● **Document excerpt**
════
# HD Spam / Phishing / URL Detection — Works With Your CSVs

This notebook inspects each CSV to map columns correctly and then trains/evaluates models per the HD rubric.

## 0) Setup & Paths

In [None]:
import os, re, json, warnings
warnings.filterwarnings("ignore")

import numpy as np
import pandas as pd

from sklearn.model_selection import StratifiedKFold, cross_val_predict
from sklearn.feature_extraction.text import TfidfVectorizer
from sklearn.linear_model import LogisticRegression
from sklearn.svm import LinearSVC
from sklearn.calibration import CalibratedClassifierCV
from sklearn.ensemble import RandomForestClassifier, IsolationForest
from sklearn.cluster import KMeans
from sklearn.metrics import (
    precision_recall_curve, average_precision_score,
    precision_recall_fscore_support, confusion_matrix
)
from urllib.parse import urlparse
from scipy.sparse import hstack
from joblib import dump

DATA_DIR = "/mnt/data" if os.path.exists("/mnt/data/sms_spam.csv") else "."
SMS_PATH    = os.path.join(DATA_DIR, "sms_spam.csv")
EMAILS_PATH = os.path.join(DATA_DIR, "emails.csv")
URLS_PATH   = os.path.join(DATA_DIR, "urls.csv")

BASE_DIR = os.path.abspath("hd_project")
RAW_DIR  = os.path.join(BASE_DIR, "data", "raw")
PROC_DIR = os.path.join(BASE_DIR, "data", "processed")
MODEL_DIR= os.path.join(BASE_DIR, "models")
for d in [RAW_DIR, PROC_DIR, MODEL_DIR]:
    os.makedirs(d, exist_ok=True)
════
Element placement data
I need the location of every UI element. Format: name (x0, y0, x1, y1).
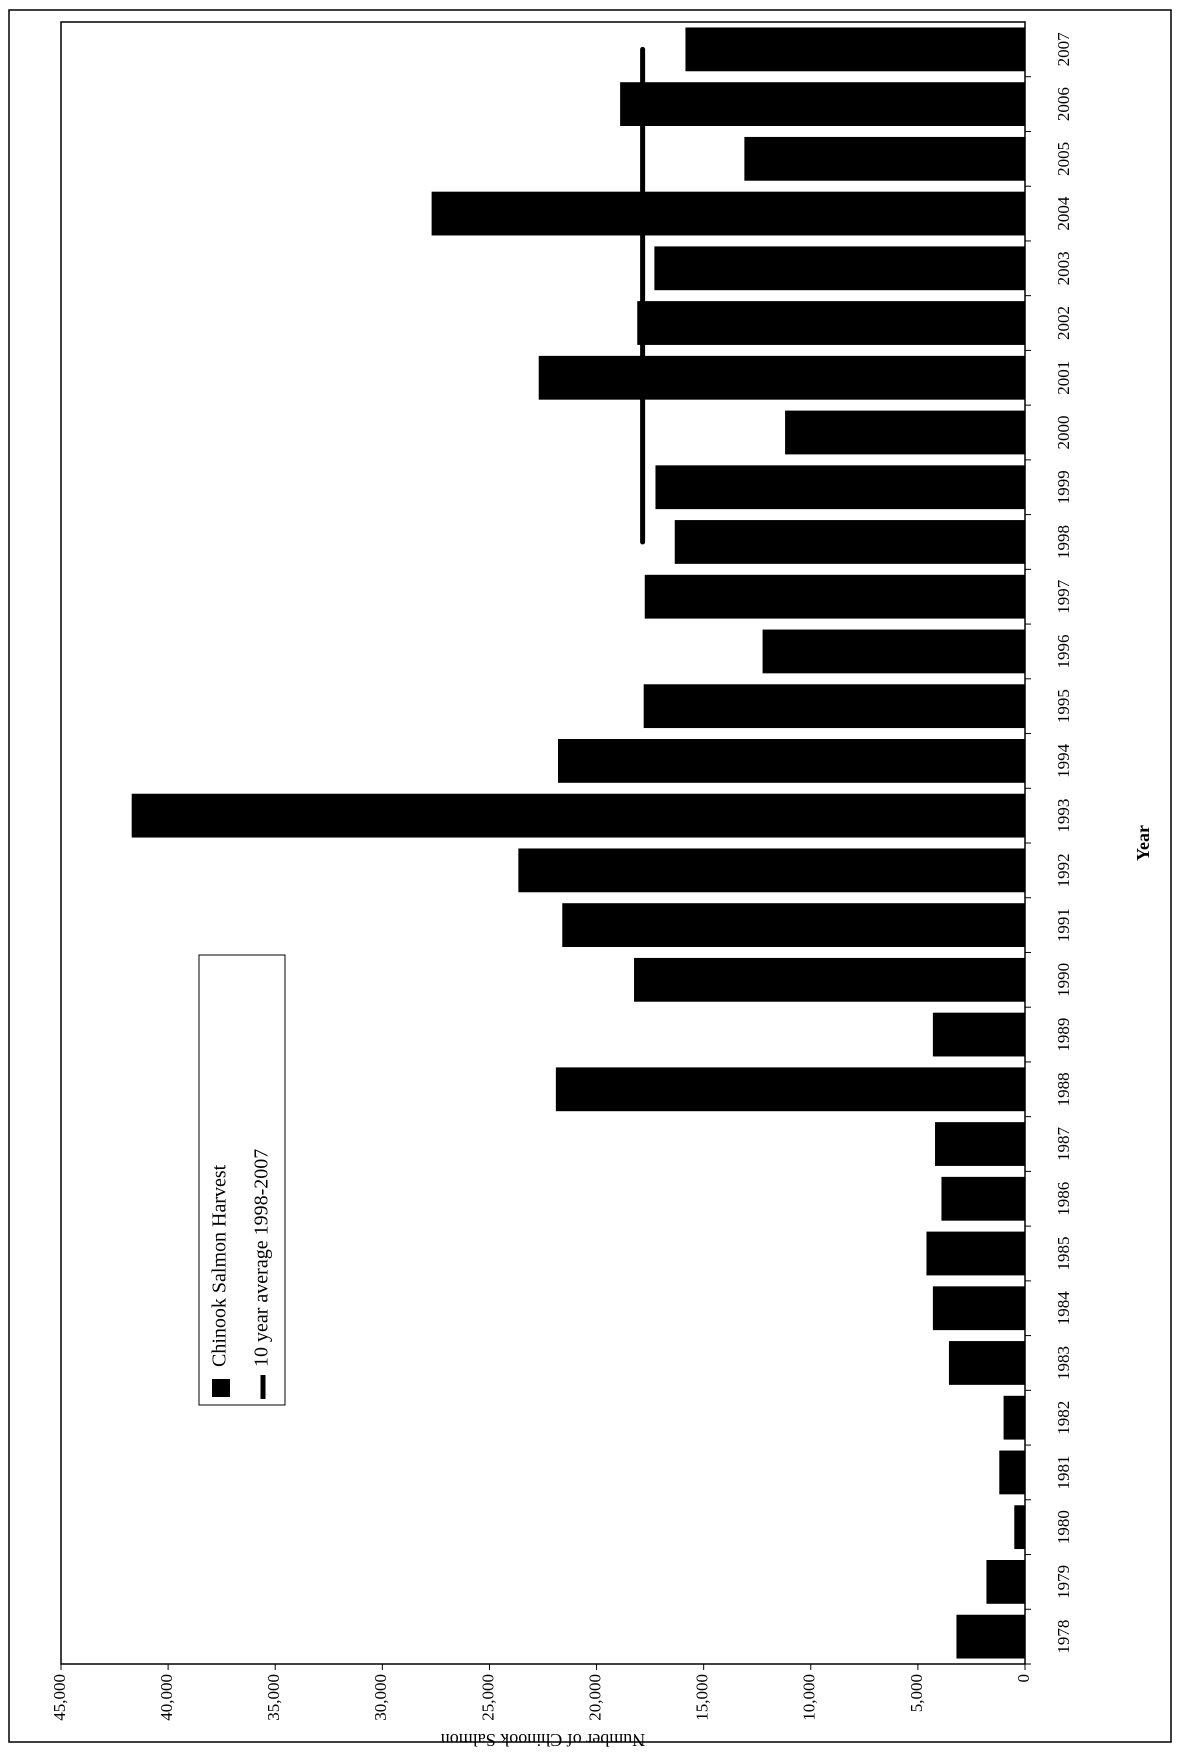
bar (431, 191, 1025, 236)
bar (131, 793, 1025, 838)
legend-label: Chinook Salmon Harvest (209, 1164, 231, 1367)
rotated-chart: 0 5,000 10,000 15,000 20,000 25,000 30,000 35,0… (50, 21, 1153, 1750)
y-tick-label: 40,000 (157, 1674, 176, 1721)
bar (562, 903, 1026, 947)
bar (655, 465, 1025, 510)
bar (644, 574, 1025, 619)
x-tick-label: 1988 (1054, 1072, 1073, 1106)
bar (762, 629, 1025, 674)
bar (1003, 1395, 1025, 1440)
x-tick-label: 1985 (1054, 1237, 1073, 1271)
legend-box (198, 954, 286, 1406)
bar (932, 1286, 1026, 1331)
x-tick-label: 2002 (1054, 306, 1073, 340)
y-tick-label: 20,000 (585, 1674, 604, 1721)
y-tick-label: 45,000 (50, 1674, 69, 1721)
x-tick-label: 1995 (1054, 689, 1073, 723)
x-tick-label: 1989 (1054, 1018, 1073, 1052)
bar (1014, 1505, 1025, 1550)
legend-label: 10 year average 1998-2007 (251, 1149, 273, 1367)
bar (654, 246, 1025, 291)
x-tick-label: 2003 (1054, 251, 1073, 285)
bar (999, 1450, 1026, 1495)
y-tick-label: 30,000 (371, 1674, 390, 1721)
bar (926, 1231, 1025, 1276)
x-tick-label: 2001 (1054, 361, 1073, 395)
x-tick-label: 1998 (1054, 525, 1073, 559)
x-tick-label: 1999 (1054, 470, 1073, 504)
y-axis-title: Number of Chinook Salmon (441, 1730, 646, 1750)
y-tick-label: 5,000 (907, 1674, 926, 1712)
x-tick-label: 1996 (1054, 634, 1073, 668)
x-tick-label: 2005 (1054, 142, 1073, 176)
bar (785, 410, 1025, 455)
bar (956, 1614, 1026, 1659)
x-tick-label: 2006 (1054, 87, 1073, 121)
x-tick-label: 1979 (1054, 1565, 1073, 1599)
bar (637, 301, 1025, 345)
bar (620, 82, 1025, 126)
x-tick-label: 1984 (1054, 1291, 1073, 1326)
bar (685, 27, 1025, 72)
y-tick-label: 25,000 (478, 1674, 497, 1721)
legend-swatch (212, 1379, 230, 1397)
x-tick-label: 1982 (1054, 1401, 1073, 1435)
x-tick-label: 1978 (1054, 1620, 1073, 1654)
bar (643, 684, 1025, 729)
bar (634, 957, 1025, 1002)
bar (932, 1012, 1026, 1057)
y-tick-label: 10,000 (800, 1674, 819, 1721)
x-tick-label: 1981 (1054, 1455, 1073, 1489)
page-border (8, 9, 1172, 1743)
bar (538, 355, 1026, 400)
x-tick-label: 1983 (1054, 1346, 1073, 1380)
x-tick-label: 1987 (1054, 1127, 1073, 1162)
x-tick-label: 2000 (1054, 416, 1073, 450)
x-tick-label: 1980 (1054, 1510, 1073, 1544)
bar (744, 136, 1025, 181)
x-tick-label: 2004 (1054, 196, 1073, 231)
bar (935, 1122, 1026, 1166)
x-tick-label: 1993 (1054, 799, 1073, 833)
x-tick-label: 1994 (1054, 743, 1073, 778)
x-tick-label: 1986 (1054, 1182, 1073, 1216)
y-tick-label: 0 (1014, 1674, 1033, 1683)
x-tick-label: 1990 (1054, 963, 1073, 997)
bar (674, 520, 1025, 564)
x-tick-label: 1997 (1054, 579, 1073, 614)
y-tick-label: 15,000 (693, 1674, 712, 1721)
x-axis-title: Year (1133, 825, 1153, 861)
x-tick-label: 1992 (1054, 853, 1073, 887)
bar (518, 848, 1025, 893)
bar (941, 1176, 1025, 1221)
bar (986, 1560, 1026, 1604)
bar (557, 739, 1025, 783)
y-tick-label: 35,000 (264, 1674, 283, 1721)
x-tick-label: 1991 (1054, 908, 1073, 942)
x-tick-label: 2007 (1054, 32, 1073, 67)
bar (948, 1341, 1025, 1385)
bar (555, 1067, 1025, 1112)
════
● **Set tasks**
**1.** Rewrite everything in the spam-detection notebook from "# HD Spam /" down to "the HD rubric.", substituting "marking guide" for "rubric".
**2.** Write the next part of the spam-detection notebook, picking up after its last line of code.

● **Answers below**
**1.**
# HD Spam / Phishing / URL Detection — Works With Your CSVs

This notebook inspects each CSV to map columns correctly and then trains/evaluates models per the HD marking guide.

**2.**
print("Data dir:", DATA_DIR)
print("Project dir:", BASE_DIR)

## 1) Robust Loaders (auto-detect columns)

In [None]:
def _inspect(name, df):
    print(f"[{name}] columns:", list(df.columns))
    return df.head(3)

def _to_binary_labels(s):
    mapping = {
        "spam":1, "ham":0,
        "malicious":1, "benign":0,
        "phish":1, "legit":0, "legitimate":0,
        "defacement":1, "notspam":0, "not_spam":0
    }
    if s.dtype.kind in "iu":
        return s.astype(int)
    return s.astype(str).str.strip().str.lower().map(lambda x: mapping.get(x, x)).astype(int)

def load_sms(path):
    df = pd.read_csv(path, encoding="latin-1")
    df.columns = [c.strip().lower() for c in df.columns]
    _inspect("SMS", df)

    if {"v1","v2"}.issubset(df.columns):
        df = df.rename(columns={"v1":"label","v2":"text"})
        df["label"] = _to_binary_labels(df["label"])
        out = df[["text","label"]].copy()
    else:
        text_candidates  = [c for c in ["text","message","sms","msg","content"] if c in df.columns]
        if not text_candidates:
            str_cols = df.select_dtypes(include=["object"]).columns.tolist()
            if str_cols: text_candidates=[str_cols[0]]
        label_candidates = [c for c in ["label","category","spam","class","target"] if c in df.columns]
        if not (text_candidates and label_candidates):
            raise ValueError("SMS must have text + label-like column")
        tcol, lcol = text_candidates[0], label_candidates[0]
        df["label"] = _to_binary_labels(df[lcol])
        out = df.rename(columns={tcol:"text"})[["text","label"]].copy()

    out = out.drop_duplicates(subset=["text"]).reset_index(drop=True)
    out["source"] = "sms"
    return out

def load_emails(path):
    df = pd.read_csv(path)
    df.columns = [c.strip().lower() for c in df.columns]
    _inspect("EMAILS", df)

    if "text" in df.columns and "spam" in df.columns:
        df["label"] = _to_binary_labels(df["spam"])
        out = df.rename(columns={"text":"text"})[["text","label"]].dropna()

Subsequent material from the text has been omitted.